• What to do
Assemble all lines in which the string "color" appears.

• Dataset entries
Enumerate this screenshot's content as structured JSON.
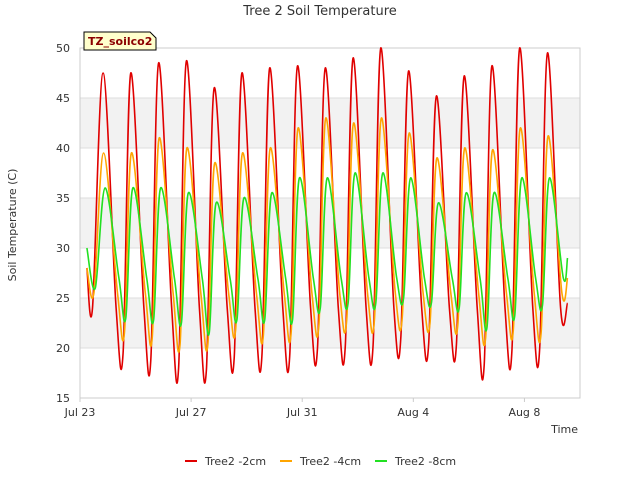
{
  "chart_data": {
    "type": "line",
    "title": "Tree 2 Soil Temperature",
    "xlabel": "Time",
    "ylabel": "Soil Temperature (C)",
    "badge": "TZ_soilco2",
    "ylim": [
      15,
      50
    ],
    "y_ticks": [
      15,
      20,
      25,
      30,
      35,
      40,
      45,
      50
    ],
    "x_range_days": [
      0,
      18
    ],
    "x_ticks": [
      {
        "day": 0,
        "label": "Jul 23"
      },
      {
        "day": 4,
        "label": "Jul 27"
      },
      {
        "day": 8,
        "label": "Jul 31"
      },
      {
        "day": 12,
        "label": "Aug 4"
      },
      {
        "day": 16,
        "label": "Aug 8"
      }
    ],
    "grid": true,
    "band_shading": true,
    "legend": "bottom",
    "series": [
      {
        "name": "Tree2 -2cm",
        "color": "#e00000",
        "points": [
          [
            0.25,
            28
          ],
          [
            0.45,
            24
          ],
          [
            0.83,
            47.5
          ],
          [
            1.3,
            24
          ],
          [
            1.55,
            19.5
          ],
          [
            1.83,
            47.5
          ],
          [
            2.3,
            24
          ],
          [
            2.55,
            18.8
          ],
          [
            2.83,
            48.5
          ],
          [
            3.3,
            24
          ],
          [
            3.55,
            18
          ],
          [
            3.83,
            48.7
          ],
          [
            4.3,
            24
          ],
          [
            4.55,
            17.8
          ],
          [
            4.83,
            46
          ],
          [
            5.3,
            24
          ],
          [
            5.55,
            19
          ],
          [
            5.83,
            47.5
          ],
          [
            6.3,
            24
          ],
          [
            6.55,
            19.2
          ],
          [
            6.83,
            48
          ],
          [
            7.3,
            24
          ],
          [
            7.55,
            19.2
          ],
          [
            7.83,
            48.2
          ],
          [
            8.3,
            24
          ],
          [
            8.55,
            20
          ],
          [
            8.83,
            48
          ],
          [
            9.3,
            24
          ],
          [
            9.55,
            20.2
          ],
          [
            9.83,
            49
          ],
          [
            10.3,
            24
          ],
          [
            10.55,
            20.3
          ],
          [
            10.83,
            50
          ],
          [
            11.3,
            24
          ],
          [
            11.55,
            21
          ],
          [
            11.83,
            47.7
          ],
          [
            12.3,
            24
          ],
          [
            12.55,
            20.3
          ],
          [
            12.83,
            45.2
          ],
          [
            13.3,
            24
          ],
          [
            13.55,
            20.3
          ],
          [
            13.83,
            47.2
          ],
          [
            14.3,
            24
          ],
          [
            14.55,
            18.3
          ],
          [
            14.83,
            48.2
          ],
          [
            15.3,
            24
          ],
          [
            15.55,
            19.7
          ],
          [
            15.83,
            50
          ],
          [
            16.3,
            24
          ],
          [
            16.55,
            20
          ],
          [
            16.83,
            49.5
          ],
          [
            17.3,
            24
          ],
          [
            17.55,
            24.5
          ]
        ]
      },
      {
        "name": "Tree2 -4cm",
        "color": "#ffa500",
        "points": [
          [
            0.25,
            28
          ],
          [
            0.5,
            25.5
          ],
          [
            0.85,
            39.5
          ],
          [
            1.35,
            25.5
          ],
          [
            1.6,
            21.5
          ],
          [
            1.85,
            39.5
          ],
          [
            2.35,
            25.5
          ],
          [
            2.6,
            21
          ],
          [
            2.85,
            41
          ],
          [
            3.35,
            25.5
          ],
          [
            3.6,
            20.3
          ],
          [
            3.85,
            40
          ],
          [
            4.35,
            25.5
          ],
          [
            4.6,
            20.3
          ],
          [
            4.85,
            38.5
          ],
          [
            5.35,
            25.5
          ],
          [
            5.6,
            21.8
          ],
          [
            5.85,
            39.5
          ],
          [
            6.35,
            25.5
          ],
          [
            6.6,
            21.2
          ],
          [
            6.85,
            40
          ],
          [
            7.35,
            25.5
          ],
          [
            7.6,
            21.5
          ],
          [
            7.85,
            42
          ],
          [
            8.35,
            25.5
          ],
          [
            8.6,
            22.3
          ],
          [
            8.85,
            43
          ],
          [
            9.35,
            25.5
          ],
          [
            9.6,
            22.8
          ],
          [
            9.85,
            42.5
          ],
          [
            10.35,
            25.5
          ],
          [
            10.6,
            22.8
          ],
          [
            10.85,
            43
          ],
          [
            11.35,
            25.5
          ],
          [
            11.6,
            23
          ],
          [
            11.85,
            41.5
          ],
          [
            12.35,
            25.5
          ],
          [
            12.6,
            22.5
          ],
          [
            12.85,
            39
          ],
          [
            13.35,
            25.5
          ],
          [
            13.6,
            22.3
          ],
          [
            13.85,
            40
          ],
          [
            14.35,
            25.5
          ],
          [
            14.6,
            21
          ],
          [
            14.85,
            39.8
          ],
          [
            15.35,
            25.5
          ],
          [
            15.6,
            21.8
          ],
          [
            15.85,
            42
          ],
          [
            16.35,
            25.5
          ],
          [
            16.6,
            21.5
          ],
          [
            16.85,
            41.2
          ],
          [
            17.35,
            25.5
          ],
          [
            17.55,
            27
          ]
        ]
      },
      {
        "name": "Tree2 -8cm",
        "color": "#22e022",
        "points": [
          [
            0.25,
            30
          ],
          [
            0.55,
            26
          ],
          [
            0.9,
            36
          ],
          [
            1.4,
            27
          ],
          [
            1.65,
            23
          ],
          [
            1.9,
            36
          ],
          [
            2.4,
            27
          ],
          [
            2.65,
            22.8
          ],
          [
            2.9,
            36
          ],
          [
            3.4,
            27
          ],
          [
            3.65,
            22.5
          ],
          [
            3.9,
            35.5
          ],
          [
            4.4,
            27
          ],
          [
            4.65,
            21.5
          ],
          [
            4.9,
            34.5
          ],
          [
            5.4,
            27
          ],
          [
            5.65,
            22.8
          ],
          [
            5.9,
            35
          ],
          [
            6.4,
            27
          ],
          [
            6.65,
            22.8
          ],
          [
            6.9,
            35.5
          ],
          [
            7.4,
            27
          ],
          [
            7.65,
            22.8
          ],
          [
            7.9,
            37
          ],
          [
            8.4,
            27
          ],
          [
            8.65,
            24
          ],
          [
            8.9,
            37
          ],
          [
            9.4,
            27
          ],
          [
            9.65,
            24.5
          ],
          [
            9.9,
            37.5
          ],
          [
            10.4,
            27
          ],
          [
            10.65,
            24.5
          ],
          [
            10.9,
            37.5
          ],
          [
            11.4,
            27
          ],
          [
            11.65,
            25
          ],
          [
            11.9,
            37
          ],
          [
            12.4,
            27
          ],
          [
            12.65,
            24.5
          ],
          [
            12.9,
            34.5
          ],
          [
            13.4,
            27
          ],
          [
            13.65,
            24
          ],
          [
            13.9,
            35.5
          ],
          [
            14.4,
            27
          ],
          [
            14.65,
            22
          ],
          [
            14.9,
            35.5
          ],
          [
            15.4,
            27
          ],
          [
            15.65,
            23.2
          ],
          [
            15.9,
            37
          ],
          [
            16.4,
            27
          ],
          [
            16.65,
            24.3
          ],
          [
            16.9,
            37
          ],
          [
            17.4,
            27
          ],
          [
            17.55,
            29
          ]
        ]
      }
    ]
  }
}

• Solved problem
        "color": "#e00000",
        "color": "#ffa500",
        "color": "#22e022",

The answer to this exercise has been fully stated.